Gather every line in the records below that contains the word "xlabel".

- **Records provided**
^^^^^^^^^^^^^^^^

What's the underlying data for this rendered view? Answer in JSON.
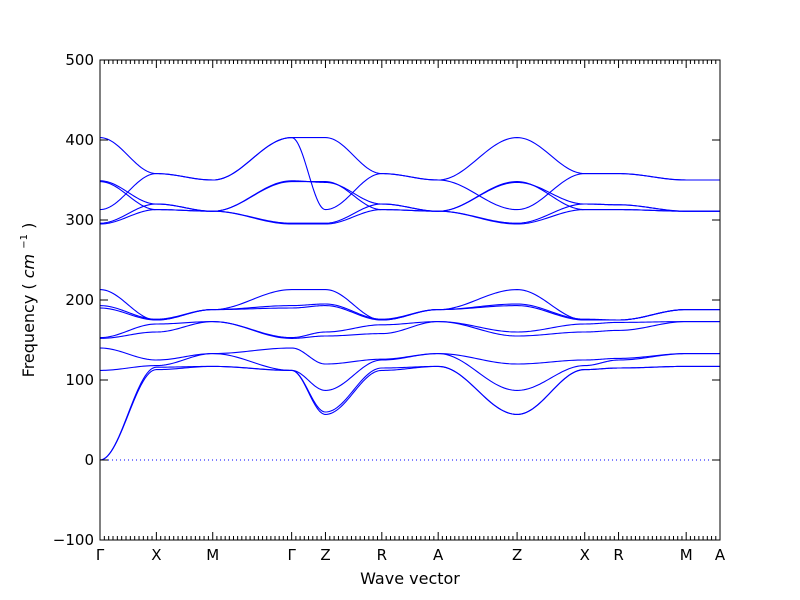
{
  "chart_data": {
    "type": "line",
    "xlabel": "Wave vector",
    "ylabel": "Frequency",
    "ylabel_unit_base": "cm",
    "ylabel_unit_exp": "−1",
    "ylim": [
      -100,
      500
    ],
    "yticks": [
      -100,
      0,
      100,
      200,
      300,
      400,
      500
    ],
    "high_symmetry_points": [
      {
        "label": "Γ",
        "pos": 0
      },
      {
        "label": "X",
        "pos": 1
      },
      {
        "label": "M",
        "pos": 2
      },
      {
        "label": "Γ",
        "pos": 3.4
      },
      {
        "label": "Z",
        "pos": 4
      },
      {
        "label": "R",
        "pos": 5
      },
      {
        "label": "A",
        "pos": 6
      },
      {
        "label": "Z",
        "pos": 7.4
      },
      {
        "label": "X",
        "pos": 8.6
      },
      {
        "label": "R",
        "pos": 9.2
      },
      {
        "label": "M",
        "pos": 10.4
      },
      {
        "label": "A",
        "pos": 11
      }
    ],
    "zero_line": true,
    "bands": [
      [
        0,
        113,
        117,
        112,
        60,
        115,
        117,
        57,
        113,
        115,
        117,
        117
      ],
      [
        0,
        116,
        117,
        112,
        57,
        112,
        117,
        57,
        113,
        115,
        117,
        117
      ],
      [
        112,
        118,
        133,
        112,
        87,
        125,
        133,
        87,
        118,
        125,
        133,
        133
      ],
      [
        140,
        125,
        133,
        140,
        120,
        126,
        133,
        120,
        125,
        127,
        133,
        133
      ],
      [
        152,
        160,
        173,
        152,
        155,
        158,
        173,
        155,
        160,
        162,
        173,
        173
      ],
      [
        153,
        170,
        173,
        153,
        160,
        169,
        173,
        160,
        170,
        172,
        173,
        173
      ],
      [
        190,
        175,
        188,
        190,
        193,
        175,
        188,
        193,
        175,
        175,
        188,
        188
      ],
      [
        193,
        176,
        188,
        193,
        195,
        176,
        188,
        195,
        176,
        175,
        188,
        188
      ],
      [
        213,
        175,
        188,
        213,
        213,
        175,
        188,
        213,
        175,
        175,
        188,
        188
      ],
      [
        295,
        313,
        311,
        295,
        295,
        313,
        311,
        295,
        313,
        313,
        311,
        311
      ],
      [
        296,
        320,
        311,
        296,
        296,
        320,
        311,
        296,
        320,
        319,
        311,
        311
      ],
      [
        313,
        358,
        350,
        403,
        313,
        358,
        350,
        313,
        358,
        358,
        350,
        350
      ],
      [
        348,
        313,
        311,
        348,
        348,
        313,
        311,
        348,
        313,
        313,
        311,
        311
      ],
      [
        349,
        320,
        311,
        349,
        347,
        320,
        311,
        347,
        320,
        319,
        311,
        311
      ],
      [
        403,
        358,
        350,
        403,
        403,
        358,
        350,
        403,
        358,
        358,
        350,
        350
      ]
    ]
  }
}
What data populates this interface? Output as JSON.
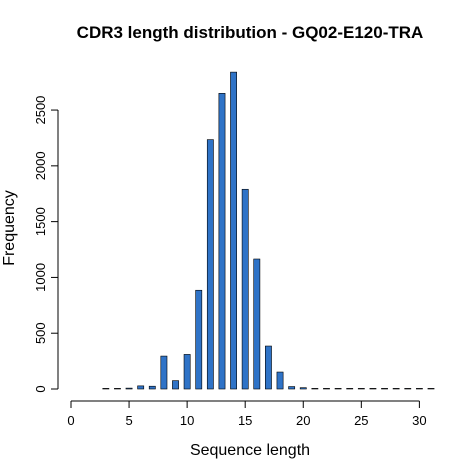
{
  "chart_data": {
    "type": "bar",
    "title": "CDR3 length distribution - GQ02-E120-TRA",
    "xlabel": "Sequence length",
    "ylabel": "Frequency",
    "x_ticks": [
      0,
      5,
      10,
      15,
      20,
      25,
      30
    ],
    "y_ticks": [
      0,
      500,
      1000,
      1500,
      2000,
      2500
    ],
    "xlim": [
      0,
      31
    ],
    "ylim": [
      0,
      2850
    ],
    "grid": false,
    "bar_color": "#2f73c7",
    "categories": [
      3,
      4,
      5,
      6,
      7,
      8,
      9,
      10,
      11,
      12,
      13,
      14,
      15,
      16,
      17,
      18,
      19,
      20,
      21,
      22,
      23,
      24,
      25,
      26,
      27,
      28,
      29,
      30,
      31
    ],
    "values": [
      1,
      3,
      8,
      28,
      25,
      295,
      75,
      310,
      885,
      2235,
      2650,
      2840,
      1790,
      1165,
      385,
      152,
      22,
      12,
      2,
      1,
      1,
      1,
      1,
      1,
      1,
      2,
      1,
      1,
      1
    ]
  }
}
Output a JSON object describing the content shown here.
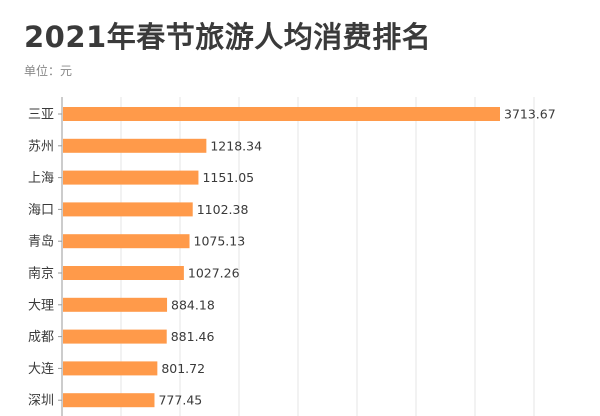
{
  "title": "2021年春节旅游人均消费排名",
  "unit_label": "单位：元",
  "colors": {
    "bar": "#ff9a4a",
    "axis": "#9a9a9a",
    "grid": "#e6e6e6",
    "label": "#3a3a3a"
  },
  "chart_data": {
    "type": "bar",
    "orientation": "horizontal",
    "title": "2021年春节旅游人均消费排名",
    "xlabel": "",
    "ylabel": "",
    "unit": "元",
    "categories": [
      "三亚",
      "苏州",
      "上海",
      "海口",
      "青岛",
      "南京",
      "大理",
      "成都",
      "大连",
      "深圳"
    ],
    "values": [
      3713.67,
      1218.34,
      1151.05,
      1102.38,
      1075.13,
      1027.26,
      884.18,
      881.46,
      801.72,
      777.45
    ],
    "value_labels": [
      "3713.67",
      "1218.34",
      "1151.05",
      "1102.38",
      "1075.13",
      "1027.26",
      "884.18",
      "881.46",
      "801.72",
      "777.45"
    ],
    "xlim": [
      0,
      3800
    ],
    "grid": true,
    "legend": "none"
  }
}
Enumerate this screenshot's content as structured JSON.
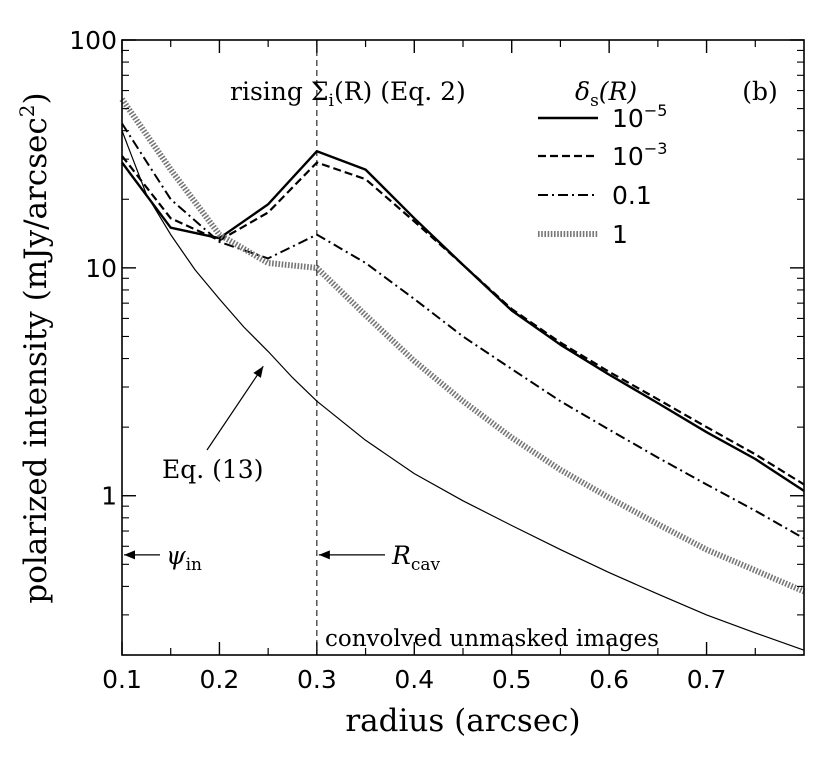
{
  "chart_data": {
    "type": "line",
    "panel_label": "(b)",
    "xlabel": "radius (arcsec)",
    "ylabel": "polarized intensity (mJy/arcsec",
    "ylabel_sup": "2",
    "ylabel_close": ")",
    "xlim": [
      0.1,
      0.8
    ],
    "ylim": [
      0.2,
      100
    ],
    "yscale": "log",
    "grid": false,
    "x_ticks": [
      0.1,
      0.2,
      0.3,
      0.4,
      0.5,
      0.6,
      0.7
    ],
    "x_tick_labels": [
      "0.1",
      "0.2",
      "0.3",
      "0.4",
      "0.5",
      "0.6",
      "0.7"
    ],
    "y_ticks": [
      1,
      10,
      100
    ],
    "y_tick_labels": [
      "1",
      "10",
      "100"
    ],
    "legend": {
      "placement": "top-right",
      "title_main": "δ",
      "title_sub": "s",
      "title_rest": "(R)"
    },
    "series": [
      {
        "name_base": "10",
        "name_exp": "−5",
        "style": "solid",
        "x": [
          0.1,
          0.15,
          0.2,
          0.25,
          0.3,
          0.35,
          0.4,
          0.45,
          0.5,
          0.55,
          0.6,
          0.65,
          0.7,
          0.75,
          0.8
        ],
        "y": [
          29,
          15,
          13.5,
          19,
          32.5,
          27,
          16.5,
          10.3,
          6.5,
          4.6,
          3.4,
          2.55,
          1.9,
          1.45,
          1.05
        ]
      },
      {
        "name_base": "10",
        "name_exp": "−3",
        "style": "dashed",
        "x": [
          0.1,
          0.15,
          0.2,
          0.25,
          0.3,
          0.35,
          0.4,
          0.45,
          0.5,
          0.55,
          0.6,
          0.65,
          0.7,
          0.75,
          0.8
        ],
        "y": [
          31,
          16.5,
          13.2,
          17.5,
          29,
          24.5,
          16,
          10.3,
          6.6,
          4.7,
          3.5,
          2.65,
          2.0,
          1.52,
          1.12
        ]
      },
      {
        "name_base": "0.1",
        "name_exp": "",
        "style": "dashdot",
        "x": [
          0.1,
          0.15,
          0.2,
          0.25,
          0.3,
          0.35,
          0.4,
          0.45,
          0.5,
          0.55,
          0.6,
          0.65,
          0.7,
          0.75,
          0.8
        ],
        "y": [
          43,
          20,
          13,
          11,
          14,
          10.5,
          7.3,
          5.0,
          3.6,
          2.6,
          1.95,
          1.47,
          1.12,
          0.86,
          0.65
        ]
      },
      {
        "name_base": "1",
        "name_exp": "",
        "style": "dotted-thick",
        "x": [
          0.1,
          0.15,
          0.2,
          0.25,
          0.3,
          0.35,
          0.4,
          0.45,
          0.5,
          0.55,
          0.6,
          0.65,
          0.7,
          0.75,
          0.8
        ],
        "y": [
          55,
          27,
          14,
          10.5,
          10,
          6.2,
          3.9,
          2.6,
          1.8,
          1.3,
          0.98,
          0.75,
          0.58,
          0.47,
          0.38
        ]
      },
      {
        "name_base": "",
        "name_exp": "",
        "style": "thin",
        "x": [
          0.1,
          0.125,
          0.15,
          0.175,
          0.2,
          0.225,
          0.25,
          0.275,
          0.3,
          0.35,
          0.4,
          0.45,
          0.5,
          0.55,
          0.6,
          0.65,
          0.7,
          0.75,
          0.8
        ],
        "y": [
          40,
          21,
          14,
          9.8,
          7.3,
          5.5,
          4.3,
          3.3,
          2.6,
          1.75,
          1.25,
          0.95,
          0.74,
          0.58,
          0.46,
          0.37,
          0.3,
          0.25,
          0.21
        ]
      }
    ],
    "annotations": {
      "vline_x": 0.3,
      "rising": {
        "pre": "rising Σ",
        "sub": "i",
        "post": "(R) (Eq. 2)"
      },
      "eq13": {
        "text": "Eq. (13)",
        "arrow_to_x": 0.245,
        "arrow_to_y": 3.7
      },
      "psi_in": {
        "main": "ψ",
        "sub": "in",
        "y": 0.55
      },
      "r_cav": {
        "main": "R",
        "sub": "cav",
        "y": 0.55
      },
      "bottom_text": "convolved unmasked images"
    }
  }
}
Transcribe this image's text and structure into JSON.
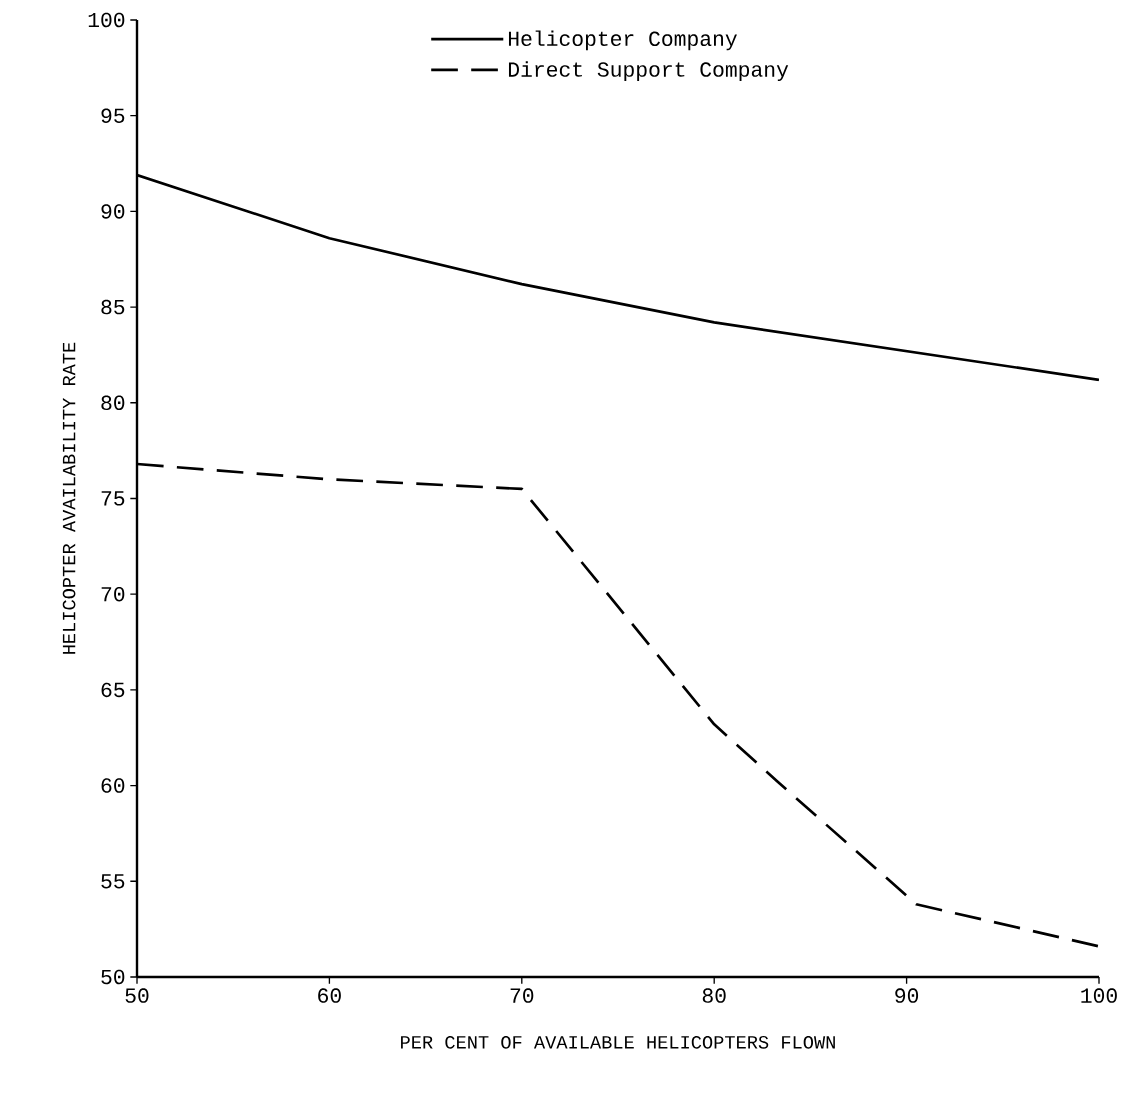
{
  "chart_data": {
    "type": "line",
    "xlabel": "PER CENT OF AVAILABLE HELICOPTERS FLOWN",
    "ylabel": "HELICOPTER AVAILABILITY RATE",
    "xlim": [
      50,
      100
    ],
    "xticks": [
      50,
      60,
      70,
      80,
      90,
      100
    ],
    "ylim": [
      50,
      100
    ],
    "yticks": [
      50,
      55,
      60,
      65,
      70,
      75,
      80,
      85,
      90,
      95,
      100
    ],
    "grid": false,
    "legend": "top",
    "marker": "none",
    "series": [
      {
        "name": "Helicopter Company",
        "color": "#000000",
        "line_style": "solid",
        "x": [
          50,
          60,
          70,
          80,
          90,
          100
        ],
        "values": [
          91.9,
          88.6,
          86.2,
          84.2,
          82.7,
          81.2
        ]
      },
      {
        "name": "Direct Support Company",
        "color": "#000000",
        "line_style": "dashed",
        "x": [
          50,
          60,
          70,
          80,
          83.3,
          90.5,
          100
        ],
        "values": [
          76.8,
          76.0,
          75.5,
          63.2,
          60.2,
          53.8,
          51.6
        ]
      }
    ]
  }
}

^^^^^^^^^^^^^^^^

- **Answer below**
    "xlabel": "Wave vector",
    "xlabel": "Sequence length",
    "xlabel": "",
    "xlabel": "radius (arcsec)",
    "xlabel": "PER CENT OF AVAILABLE HELICOPTERS FLOWN",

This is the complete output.